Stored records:
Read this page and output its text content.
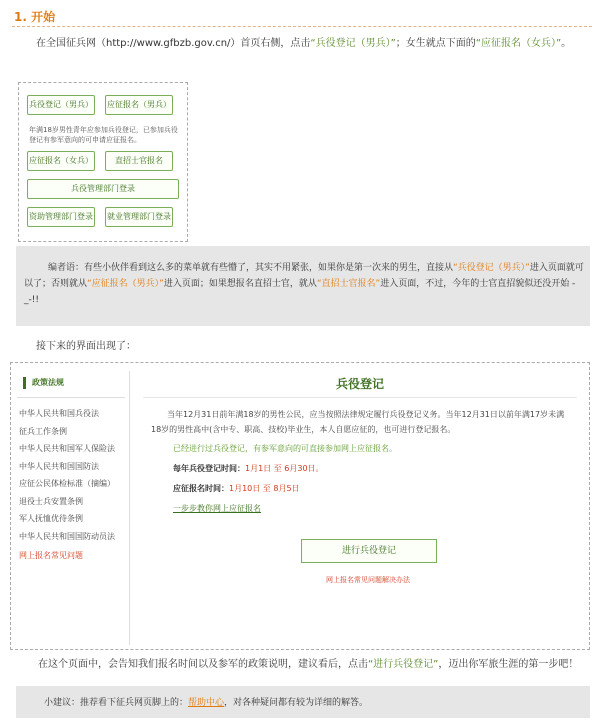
1. 开始
在全国征兵网（http://www.gfbzb.gov.cn/）首页右侧，点击“兵役登记（男兵）”；女生就点下面的“应征报名（女兵）”。
兵役登记（男兵） 应征报名（男兵）
年满18岁男性青年应参加兵役登记，已参加兵役登记有参军意向的可申请应征报名。
应征报名（女兵）	直招士官报名
兵役管理部门登录
资助管理部门登录 就业管理部门登录
编者语：有些小伙伴看到这么多的菜单就有些懵了，其实不用紧张，如果你是第一次来的男生，直接从“兵役登记（男兵）”进入页面就可以了；否则就从“应征报名（男兵）”进入页面；如果想报名直招士官，就从“直招士官报名”进入页面，不过，今年的士官直招貌似还没开始 -_-!!
接下来的界面出现了：
政策法规
中华人民共和国兵役法
征兵工作条例
中华人民共和国军人保险法
中华人民共和国国防法
应征公民体检标准（摘编）
退役士兵安置条例
军人抚恤优待条例
中华人民共和国国防动员法
网上报名常见问题
兵役登记
当年12月31日前年满18岁的男性公民，应当按照法律规定履行兵役登记义务。当年12月31日以前年满17岁未满18岁的男性高中(含中专、职高、技校)毕业生，本人自愿应征的，也可进行登记报名。
已经进行过兵役登记，有参军意向的可直接参加网上应征报名。
每年兵役登记时间：1月1日 至 6月30日。
应征报名时间：1月10日 至 8月5日
一步步教你网上应征报名
进行兵役登记
网上报名常见问题解决办法
在这个页面中，会告知我们报名时间以及参军的政策说明，建议看后，点击“进行兵役登记”，迈出你军旅生涯的第一步吧！
小建议：推荐看下征兵网页脚上的：帮助中心，对各种疑问都有较为详细的解答。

- TASK PROMPT
Copy the data word for word. Pictures do not go in the copy.

- FINAL RESULT
Read this page and output its text content.
1. 开始
在全国征兵网（http://www.gfbzb.gov.cn/）首页右侧，点击“兵役登记（男兵）”；女生就点下面的“应征报名（女兵）”。
兵役登记（男兵） 应征报名（男兵）
年满18岁男性青年应参加兵役登记，已参加兵役登记有参军意向的可申请应征报名。
应征报名（女兵）	直招士官报名
兵役管理部门登录
资助管理部门登录 就业管理部门登录
编者语：有些小伙伴看到这么多的菜单就有些懵了，其实不用紧张，如果你是第一次来的男生，直接从“兵役登记（男兵）”进入页面就可以了；否则就从“应征报名（男兵）”进入页面；如果想报名直招士官，就从“直招士官报名”进入页面，不过，今年的士官直招貌似还没开始 -_-!!
接下来的界面出现了：
政策法规
中华人民共和国兵役法
征兵工作条例
中华人民共和国军人保险法
中华人民共和国国防法
应征公民体检标准（摘编）
退役士兵安置条例
军人抚恤优待条例
中华人民共和国国防动员法
网上报名常见问题
兵役登记
当年12月31日前年满18岁的男性公民，应当按照法律规定履行兵役登记义务。当年12月31日以前年满17岁未满18岁的男性高中(含中专、职高、技校)毕业生，本人自愿应征的，也可进行登记报名。
已经进行过兵役登记，有参军意向的可直接参加网上应征报名。
每年兵役登记时间：1月1日 至 6月30日。
应征报名时间：1月10日 至 8月5日
一步步教你网上应征报名
进行兵役登记
网上报名常见问题解决办法
在这个页面中，会告知我们报名时间以及参军的政策说明，建议看后，点击“进行兵役登记”，迈出你军旅生涯的第一步吧！
小建议：推荐看下征兵网页脚上的：帮助中心，对各种疑问都有较为详细的解答。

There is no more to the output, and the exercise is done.